EXTRACTED MATERIAL:
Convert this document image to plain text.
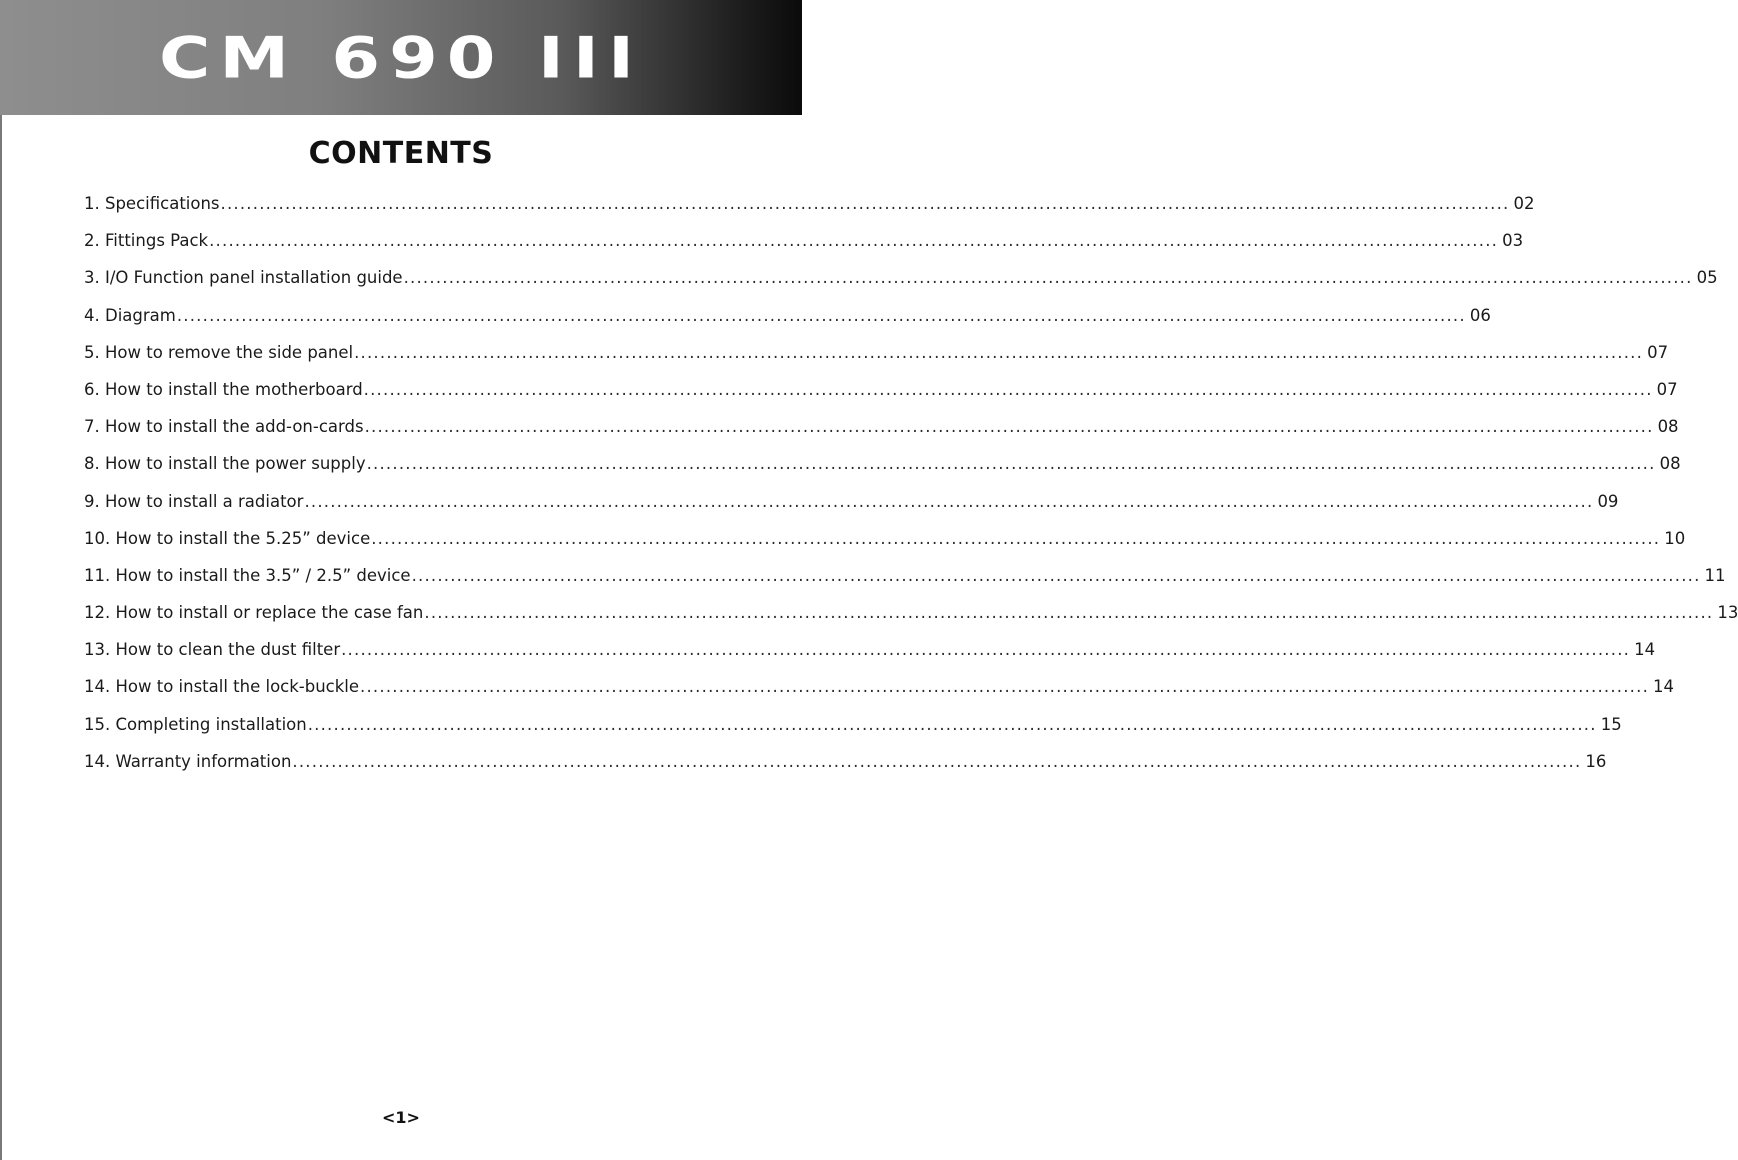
CM 690 III
CONTENTS
1. Specifications ........................................................................................................................................................................................................ 02
2. Fittings Pack ........................................................................................................................................................................................................ 03
3. I/O Function panel installation guide ........................................................................................................................................................................................................ 05
4. Diagram ........................................................................................................................................................................................................ 06
5. How to remove the side panel ........................................................................................................................................................................................................ 07
6. How to install the motherboard ........................................................................................................................................................................................................ 07
7. How to install the add-on-cards ........................................................................................................................................................................................................ 08
8. How to install the power supply ........................................................................................................................................................................................................ 08
9. How to install a radiator ........................................................................................................................................................................................................ 09
10. How to install the 5.25” device ........................................................................................................................................................................................................ 10
11. How to install the 3.5” / 2.5” device ........................................................................................................................................................................................................ 11
12. How to install or replace the case fan ........................................................................................................................................................................................................ 13
13. How to clean the dust filter ........................................................................................................................................................................................................ 14
14. How to install the lock-buckle ........................................................................................................................................................................................................ 14
15. Completing installation ........................................................................................................................................................................................................ 15
14. Warranty information ........................................................................................................................................................................................................ 16
<1>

PROBLEM STATEMENT:
Repeat the material above verbatim, with no pictures in the output.

SOLVED PROBLEM:
Convert this document image to plain text.
CM 690 III
CONTENTS
1. Specifications ........................................................................................................................................................................................................ 02
2. Fittings Pack ........................................................................................................................................................................................................ 03
3. I/O Function panel installation guide ........................................................................................................................................................................................................ 05
4. Diagram ........................................................................................................................................................................................................ 06
5. How to remove the side panel ........................................................................................................................................................................................................ 07
6. How to install the motherboard ........................................................................................................................................................................................................ 07
7. How to install the add-on-cards ........................................................................................................................................................................................................ 08
8. How to install the power supply ........................................................................................................................................................................................................ 08
9. How to install a radiator ........................................................................................................................................................................................................ 09
10. How to install the 5.25” device ........................................................................................................................................................................................................ 10
11. How to install the 3.5” / 2.5” device ........................................................................................................................................................................................................ 11
12. How to install or replace the case fan ........................................................................................................................................................................................................ 13
13. How to clean the dust filter ........................................................................................................................................................................................................ 14
14. How to install the lock-buckle ........................................................................................................................................................................................................ 14
15. Completing installation ........................................................................................................................................................................................................ 15
14. Warranty information ........................................................................................................................................................................................................ 16
<1>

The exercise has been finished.